* WHAT THE TASK ASKS
State the count of lines below in which the word "this" appears, and add nothing.

* SUPPLIED MATERIAL
---------------
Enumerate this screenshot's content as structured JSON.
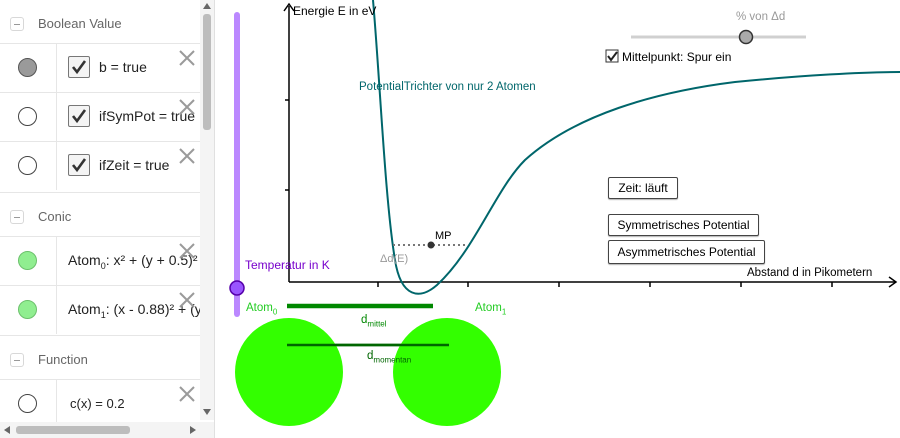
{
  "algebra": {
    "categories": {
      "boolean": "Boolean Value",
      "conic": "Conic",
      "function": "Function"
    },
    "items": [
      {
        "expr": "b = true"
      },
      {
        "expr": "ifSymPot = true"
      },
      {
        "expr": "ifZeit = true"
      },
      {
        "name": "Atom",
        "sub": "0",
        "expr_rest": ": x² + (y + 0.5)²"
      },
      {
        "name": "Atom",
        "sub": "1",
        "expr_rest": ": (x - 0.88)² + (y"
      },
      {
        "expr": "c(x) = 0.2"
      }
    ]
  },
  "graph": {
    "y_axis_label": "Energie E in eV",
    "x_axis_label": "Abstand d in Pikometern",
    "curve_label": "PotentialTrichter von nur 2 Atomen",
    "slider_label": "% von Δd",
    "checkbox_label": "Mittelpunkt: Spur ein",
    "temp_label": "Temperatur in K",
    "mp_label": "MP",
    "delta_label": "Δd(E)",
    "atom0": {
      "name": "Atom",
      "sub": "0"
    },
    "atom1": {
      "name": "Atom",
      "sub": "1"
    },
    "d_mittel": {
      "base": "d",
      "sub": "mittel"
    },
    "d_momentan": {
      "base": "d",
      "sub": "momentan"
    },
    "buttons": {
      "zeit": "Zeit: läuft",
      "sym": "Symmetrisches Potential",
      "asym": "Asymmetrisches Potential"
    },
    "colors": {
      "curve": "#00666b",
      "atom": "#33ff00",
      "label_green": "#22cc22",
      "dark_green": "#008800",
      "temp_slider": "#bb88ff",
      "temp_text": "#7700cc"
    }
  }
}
---------------
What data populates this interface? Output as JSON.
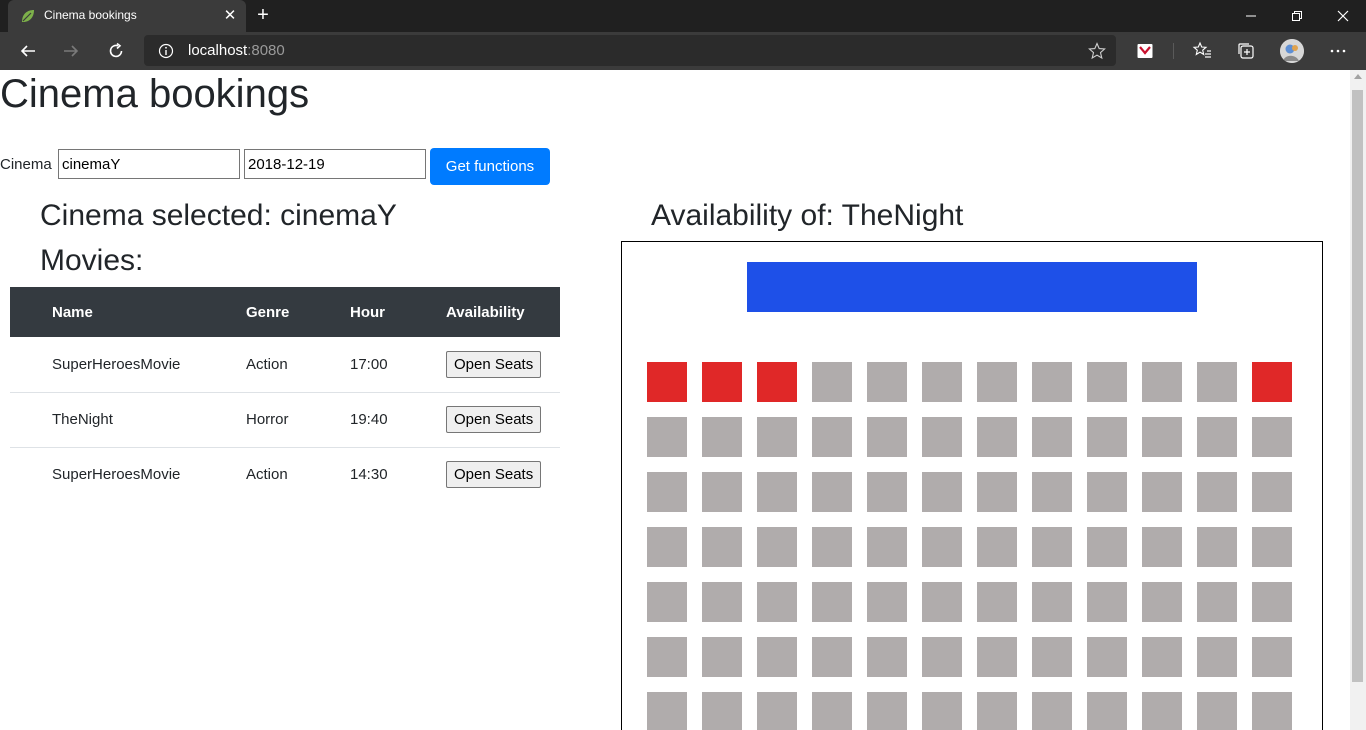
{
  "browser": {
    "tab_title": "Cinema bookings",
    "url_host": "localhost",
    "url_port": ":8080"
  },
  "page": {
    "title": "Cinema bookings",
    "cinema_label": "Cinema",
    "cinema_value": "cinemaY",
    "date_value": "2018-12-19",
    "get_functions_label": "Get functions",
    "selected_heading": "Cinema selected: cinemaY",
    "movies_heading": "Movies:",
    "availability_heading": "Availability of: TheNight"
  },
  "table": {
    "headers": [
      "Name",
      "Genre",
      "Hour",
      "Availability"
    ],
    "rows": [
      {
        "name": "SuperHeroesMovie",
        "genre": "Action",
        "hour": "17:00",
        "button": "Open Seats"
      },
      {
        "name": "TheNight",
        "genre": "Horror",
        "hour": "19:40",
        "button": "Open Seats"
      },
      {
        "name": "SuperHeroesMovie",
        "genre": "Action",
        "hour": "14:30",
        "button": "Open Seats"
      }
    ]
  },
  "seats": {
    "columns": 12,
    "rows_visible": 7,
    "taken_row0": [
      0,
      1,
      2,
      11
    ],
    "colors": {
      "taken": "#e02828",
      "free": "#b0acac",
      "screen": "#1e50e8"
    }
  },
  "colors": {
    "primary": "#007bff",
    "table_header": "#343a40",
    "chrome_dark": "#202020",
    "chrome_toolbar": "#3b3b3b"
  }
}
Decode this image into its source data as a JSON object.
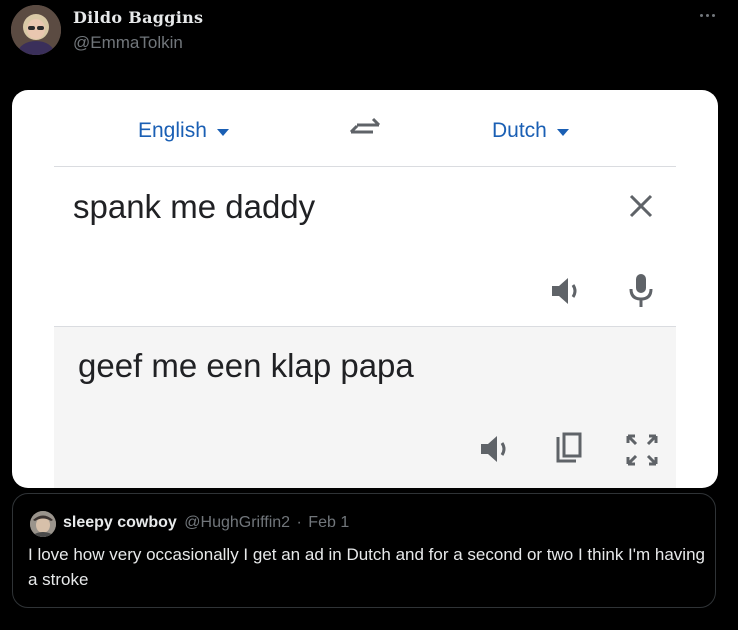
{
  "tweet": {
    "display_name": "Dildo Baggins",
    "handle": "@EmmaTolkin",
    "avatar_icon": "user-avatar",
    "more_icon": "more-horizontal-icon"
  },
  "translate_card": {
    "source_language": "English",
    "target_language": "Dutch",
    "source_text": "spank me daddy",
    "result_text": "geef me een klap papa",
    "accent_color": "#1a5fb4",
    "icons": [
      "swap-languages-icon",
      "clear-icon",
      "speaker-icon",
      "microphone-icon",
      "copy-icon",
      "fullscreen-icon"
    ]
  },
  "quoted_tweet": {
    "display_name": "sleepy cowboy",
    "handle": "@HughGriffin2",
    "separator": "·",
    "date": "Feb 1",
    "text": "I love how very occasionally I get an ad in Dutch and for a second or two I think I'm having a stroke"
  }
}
---------------
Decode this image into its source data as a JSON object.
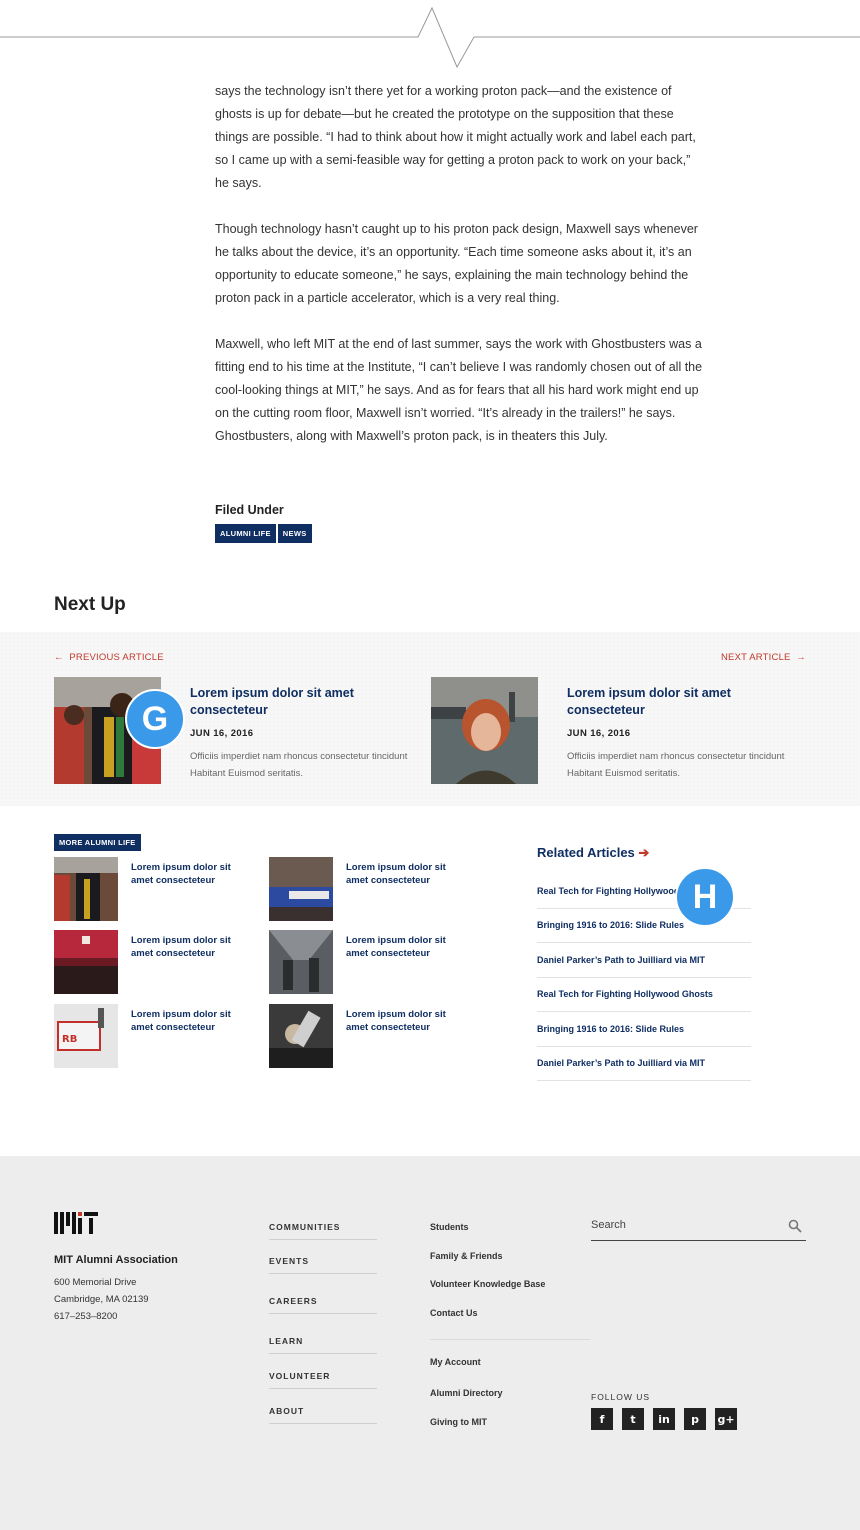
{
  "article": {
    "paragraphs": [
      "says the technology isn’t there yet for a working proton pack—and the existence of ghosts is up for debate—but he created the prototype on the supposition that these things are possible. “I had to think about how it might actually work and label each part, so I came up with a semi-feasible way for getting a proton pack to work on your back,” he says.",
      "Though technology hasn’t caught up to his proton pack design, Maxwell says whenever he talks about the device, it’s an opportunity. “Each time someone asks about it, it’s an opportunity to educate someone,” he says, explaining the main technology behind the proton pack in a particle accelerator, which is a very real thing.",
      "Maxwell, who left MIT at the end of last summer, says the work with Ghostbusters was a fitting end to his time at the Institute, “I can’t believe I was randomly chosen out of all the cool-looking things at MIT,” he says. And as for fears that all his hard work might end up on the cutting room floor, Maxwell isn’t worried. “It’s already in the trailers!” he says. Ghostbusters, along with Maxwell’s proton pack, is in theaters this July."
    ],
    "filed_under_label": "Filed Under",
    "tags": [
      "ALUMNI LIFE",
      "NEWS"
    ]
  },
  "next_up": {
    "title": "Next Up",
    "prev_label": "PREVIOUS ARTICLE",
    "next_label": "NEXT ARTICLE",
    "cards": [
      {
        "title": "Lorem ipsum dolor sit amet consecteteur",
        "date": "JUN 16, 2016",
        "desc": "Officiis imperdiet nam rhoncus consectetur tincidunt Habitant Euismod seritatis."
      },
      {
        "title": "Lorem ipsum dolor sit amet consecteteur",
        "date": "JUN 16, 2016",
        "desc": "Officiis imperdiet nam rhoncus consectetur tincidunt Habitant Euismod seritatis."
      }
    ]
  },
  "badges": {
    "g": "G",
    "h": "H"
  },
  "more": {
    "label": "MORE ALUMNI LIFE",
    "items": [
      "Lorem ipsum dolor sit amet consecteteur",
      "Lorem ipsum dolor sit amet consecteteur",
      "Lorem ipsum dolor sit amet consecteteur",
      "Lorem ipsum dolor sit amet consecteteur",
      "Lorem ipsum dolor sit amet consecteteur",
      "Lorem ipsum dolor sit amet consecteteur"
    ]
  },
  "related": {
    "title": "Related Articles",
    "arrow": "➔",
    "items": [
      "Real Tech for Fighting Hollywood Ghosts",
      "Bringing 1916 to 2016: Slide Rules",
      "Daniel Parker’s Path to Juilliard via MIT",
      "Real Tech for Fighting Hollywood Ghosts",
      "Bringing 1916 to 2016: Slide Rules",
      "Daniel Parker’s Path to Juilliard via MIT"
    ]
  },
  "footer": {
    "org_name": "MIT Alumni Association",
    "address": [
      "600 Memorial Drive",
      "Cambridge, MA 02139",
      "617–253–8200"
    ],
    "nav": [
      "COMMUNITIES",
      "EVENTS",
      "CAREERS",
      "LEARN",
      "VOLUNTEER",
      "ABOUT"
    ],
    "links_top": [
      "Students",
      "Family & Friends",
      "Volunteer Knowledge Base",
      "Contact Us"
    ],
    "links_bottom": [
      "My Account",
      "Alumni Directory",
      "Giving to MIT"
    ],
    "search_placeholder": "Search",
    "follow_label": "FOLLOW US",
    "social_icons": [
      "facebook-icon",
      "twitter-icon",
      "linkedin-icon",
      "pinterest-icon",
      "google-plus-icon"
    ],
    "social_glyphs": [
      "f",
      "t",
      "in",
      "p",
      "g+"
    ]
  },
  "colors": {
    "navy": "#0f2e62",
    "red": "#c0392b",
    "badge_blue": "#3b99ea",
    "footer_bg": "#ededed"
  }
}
---------------
* OUTPUT OF THE TASK
5